→ Data for the task
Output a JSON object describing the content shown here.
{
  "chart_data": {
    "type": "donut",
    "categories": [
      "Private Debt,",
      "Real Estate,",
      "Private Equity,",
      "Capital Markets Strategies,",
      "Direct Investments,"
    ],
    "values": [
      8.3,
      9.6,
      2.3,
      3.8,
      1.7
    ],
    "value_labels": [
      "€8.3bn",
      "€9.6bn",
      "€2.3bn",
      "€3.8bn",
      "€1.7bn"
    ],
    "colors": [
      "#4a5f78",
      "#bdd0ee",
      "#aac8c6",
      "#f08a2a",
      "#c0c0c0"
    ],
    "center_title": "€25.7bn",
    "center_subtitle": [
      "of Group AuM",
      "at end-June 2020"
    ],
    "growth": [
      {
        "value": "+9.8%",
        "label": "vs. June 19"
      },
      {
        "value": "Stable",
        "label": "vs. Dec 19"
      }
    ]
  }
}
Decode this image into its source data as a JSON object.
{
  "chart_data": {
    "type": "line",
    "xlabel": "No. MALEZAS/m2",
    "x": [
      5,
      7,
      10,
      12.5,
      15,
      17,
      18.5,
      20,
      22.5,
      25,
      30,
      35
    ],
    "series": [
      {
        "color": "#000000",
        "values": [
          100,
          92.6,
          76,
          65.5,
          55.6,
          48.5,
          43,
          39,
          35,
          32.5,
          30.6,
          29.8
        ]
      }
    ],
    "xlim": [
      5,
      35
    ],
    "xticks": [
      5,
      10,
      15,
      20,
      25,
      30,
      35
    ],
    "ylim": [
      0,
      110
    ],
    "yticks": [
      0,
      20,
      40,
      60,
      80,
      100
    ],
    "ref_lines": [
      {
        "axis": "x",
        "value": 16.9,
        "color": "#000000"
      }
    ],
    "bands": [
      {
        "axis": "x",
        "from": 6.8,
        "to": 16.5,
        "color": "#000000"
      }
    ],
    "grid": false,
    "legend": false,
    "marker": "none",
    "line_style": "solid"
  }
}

→ Problem
Word for word, extract all the records.

→ Solved problem
Output a JSON object describing the content shown here.
{
  "chart_data": {
    "type": "donut",
    "categories": [
      "Private Debt,",
      "Real Estate,",
      "Private Equity,",
      "Capital Markets Strategies,",
      "Direct Investments,"
    ],
    "values": [
      8.3,
      9.6,
      2.3,
      3.8,
      1.7
    ],
    "value_labels": [
      "€8.3bn",
      "€9.6bn",
      "€2.3bn",
      "€3.8bn",
      "€1.7bn"
    ],
    "colors": [
      "#4a5f78",
      "#bdd0ee",
      "#aac8c6",
      "#f08a2a",
      "#c0c0c0"
    ],
    "center_title": "€25.7bn",
    "center_subtitle": [
      "of Group AuM",
      "at end-June 2020"
    ],
    "growth": [
      {
        "value": "+9.8%",
        "label": "vs. June 19"
      },
      {
        "value": "Stable",
        "label": "vs. Dec 19"
      }
    ]
  }
}
Decode this image into its source data as a JSON object.
{
  "chart_data": {
    "type": "line",
    "xlabel": "No. MALEZAS/m2",
    "x": [
      5,
      7,
      10,
      12.5,
      15,
      17,
      18.5,
      20,
      22.5,
      25,
      30,
      35
    ],
    "series": [
      {
        "color": "#000000",
        "values": [
          100,
          92.6,
          76,
          65.5,
          55.6,
          48.5,
          43,
          39,
          35,
          32.5,
          30.6,
          29.8
        ]
      }
    ],
    "xlim": [
      5,
      35
    ],
    "xticks": [
      5,
      10,
      15,
      20,
      25,
      30,
      35
    ],
    "ylim": [
      0,
      110
    ],
    "yticks": [
      0,
      20,
      40,
      60,
      80,
      100
    ],
    "ref_lines": [
      {
        "axis": "x",
        "value": 16.9,
        "color": "#000000"
      }
    ],
    "bands": [
      {
        "axis": "x",
        "from": 6.8,
        "to": 16.5,
        "color": "#000000"
      }
    ],
    "grid": false,
    "legend": false,
    "marker": "none",
    "line_style": "solid"
  }
}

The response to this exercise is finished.